■ **Activity**
Repeat the entries shown below with every word and mark intact.

#### Given entries ####

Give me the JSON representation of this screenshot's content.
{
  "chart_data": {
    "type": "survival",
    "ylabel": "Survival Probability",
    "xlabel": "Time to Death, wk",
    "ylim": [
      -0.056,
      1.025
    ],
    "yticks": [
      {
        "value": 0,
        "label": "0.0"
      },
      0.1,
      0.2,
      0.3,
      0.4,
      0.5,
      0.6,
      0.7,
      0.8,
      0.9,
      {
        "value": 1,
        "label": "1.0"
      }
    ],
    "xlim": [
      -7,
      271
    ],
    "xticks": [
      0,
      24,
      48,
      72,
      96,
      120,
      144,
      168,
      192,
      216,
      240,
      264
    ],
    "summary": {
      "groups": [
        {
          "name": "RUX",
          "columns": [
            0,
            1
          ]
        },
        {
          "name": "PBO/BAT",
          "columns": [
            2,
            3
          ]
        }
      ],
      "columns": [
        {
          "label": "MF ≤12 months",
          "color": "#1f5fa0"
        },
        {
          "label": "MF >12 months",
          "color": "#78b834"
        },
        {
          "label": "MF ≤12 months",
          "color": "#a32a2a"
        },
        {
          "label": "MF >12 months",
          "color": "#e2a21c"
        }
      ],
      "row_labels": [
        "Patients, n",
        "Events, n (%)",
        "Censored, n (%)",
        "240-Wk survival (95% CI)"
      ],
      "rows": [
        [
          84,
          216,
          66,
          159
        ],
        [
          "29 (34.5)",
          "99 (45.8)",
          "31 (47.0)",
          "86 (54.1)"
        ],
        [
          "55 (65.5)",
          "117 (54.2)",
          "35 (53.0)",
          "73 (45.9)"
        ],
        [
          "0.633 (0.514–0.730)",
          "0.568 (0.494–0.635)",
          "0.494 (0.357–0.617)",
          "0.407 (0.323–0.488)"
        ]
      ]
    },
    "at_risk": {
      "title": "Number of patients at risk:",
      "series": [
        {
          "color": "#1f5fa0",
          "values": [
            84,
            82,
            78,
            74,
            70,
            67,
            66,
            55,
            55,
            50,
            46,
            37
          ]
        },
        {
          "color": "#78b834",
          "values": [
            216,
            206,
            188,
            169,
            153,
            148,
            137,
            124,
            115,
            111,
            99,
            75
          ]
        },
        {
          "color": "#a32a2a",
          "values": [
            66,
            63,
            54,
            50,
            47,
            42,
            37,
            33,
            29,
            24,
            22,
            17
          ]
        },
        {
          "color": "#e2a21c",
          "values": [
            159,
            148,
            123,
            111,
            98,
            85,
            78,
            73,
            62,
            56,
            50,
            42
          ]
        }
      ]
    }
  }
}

####

■ **Result for this task**
Give me the JSON representation of this screenshot's content.
{
  "chart_data": {
    "type": "survival",
    "ylabel": "Survival Probability",
    "xlabel": "Time to Death, wk",
    "ylim": [
      -0.056,
      1.025
    ],
    "yticks": [
      {
        "value": 0,
        "label": "0.0"
      },
      0.1,
      0.2,
      0.3,
      0.4,
      0.5,
      0.6,
      0.7,
      0.8,
      0.9,
      {
        "value": 1,
        "label": "1.0"
      }
    ],
    "xlim": [
      -7,
      271
    ],
    "xticks": [
      0,
      24,
      48,
      72,
      96,
      120,
      144,
      168,
      192,
      216,
      240,
      264
    ],
    "summary": {
      "groups": [
        {
          "name": "RUX",
          "columns": [
            0,
            1
          ]
        },
        {
          "name": "PBO/BAT",
          "columns": [
            2,
            3
          ]
        }
      ],
      "columns": [
        {
          "label": "MF ≤12 months",
          "color": "#1f5fa0"
        },
        {
          "label": "MF >12 months",
          "color": "#78b834"
        },
        {
          "label": "MF ≤12 months",
          "color": "#a32a2a"
        },
        {
          "label": "MF >12 months",
          "color": "#e2a21c"
        }
      ],
      "row_labels": [
        "Patients, n",
        "Events, n (%)",
        "Censored, n (%)",
        "240-Wk survival (95% CI)"
      ],
      "rows": [
        [
          84,
          216,
          66,
          159
        ],
        [
          "29 (34.5)",
          "99 (45.8)",
          "31 (47.0)",
          "86 (54.1)"
        ],
        [
          "55 (65.5)",
          "117 (54.2)",
          "35 (53.0)",
          "73 (45.9)"
        ],
        [
          "0.633 (0.514–0.730)",
          "0.568 (0.494–0.635)",
          "0.494 (0.357–0.617)",
          "0.407 (0.323–0.488)"
        ]
      ]
    },
    "at_risk": {
      "title": "Number of patients at risk:",
      "series": [
        {
          "color": "#1f5fa0",
          "values": [
            84,
            82,
            78,
            74,
            70,
            67,
            66,
            55,
            55,
            50,
            46,
            37
          ]
        },
        {
          "color": "#78b834",
          "values": [
            216,
            206,
            188,
            169,
            153,
            148,
            137,
            124,
            115,
            111,
            99,
            75
          ]
        },
        {
          "color": "#a32a2a",
          "values": [
            66,
            63,
            54,
            50,
            47,
            42,
            37,
            33,
            29,
            24,
            22,
            17
          ]
        },
        {
          "color": "#e2a21c",
          "values": [
            159,
            148,
            123,
            111,
            98,
            85,
            78,
            73,
            62,
            56,
            50,
            42
          ]
        }
      ]
    }
  }
}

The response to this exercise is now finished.